▶ Goal:
Search the records for "text". Copy every line where it appears.

▶ Listed entries:
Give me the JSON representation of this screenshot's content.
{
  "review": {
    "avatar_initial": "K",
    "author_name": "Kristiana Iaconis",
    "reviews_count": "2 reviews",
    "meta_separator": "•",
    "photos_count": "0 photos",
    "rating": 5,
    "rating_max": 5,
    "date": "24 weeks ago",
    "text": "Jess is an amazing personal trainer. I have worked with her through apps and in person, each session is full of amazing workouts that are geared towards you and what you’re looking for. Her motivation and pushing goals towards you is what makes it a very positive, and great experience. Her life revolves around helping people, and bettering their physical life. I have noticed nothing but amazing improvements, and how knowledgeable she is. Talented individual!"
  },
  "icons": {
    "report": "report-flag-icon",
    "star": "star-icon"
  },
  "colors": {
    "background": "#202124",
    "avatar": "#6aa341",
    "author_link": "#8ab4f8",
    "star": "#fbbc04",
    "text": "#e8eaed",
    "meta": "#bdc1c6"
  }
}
* * *
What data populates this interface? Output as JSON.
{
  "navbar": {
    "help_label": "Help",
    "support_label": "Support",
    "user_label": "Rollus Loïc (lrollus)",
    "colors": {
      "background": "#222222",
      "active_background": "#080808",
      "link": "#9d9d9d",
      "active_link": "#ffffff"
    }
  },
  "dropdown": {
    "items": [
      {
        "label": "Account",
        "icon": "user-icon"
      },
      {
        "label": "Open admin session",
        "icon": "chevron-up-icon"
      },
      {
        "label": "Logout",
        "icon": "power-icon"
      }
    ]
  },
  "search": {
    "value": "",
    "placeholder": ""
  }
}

▶ Output below:
    "text": "Jess is an amazing personal trainer. I have worked with her through apps and in person, each session is full of amazing workouts that are geared towards you and what you’re looking for. Her motivation and pushing goals towards you is what makes it a very positive, and great experience. Her life revolves around helping people, and bettering their physical life. I have noticed nothing but amazing improvements, and how knowledgeable she is. Talented individual!"
    "text": "#e8eaed",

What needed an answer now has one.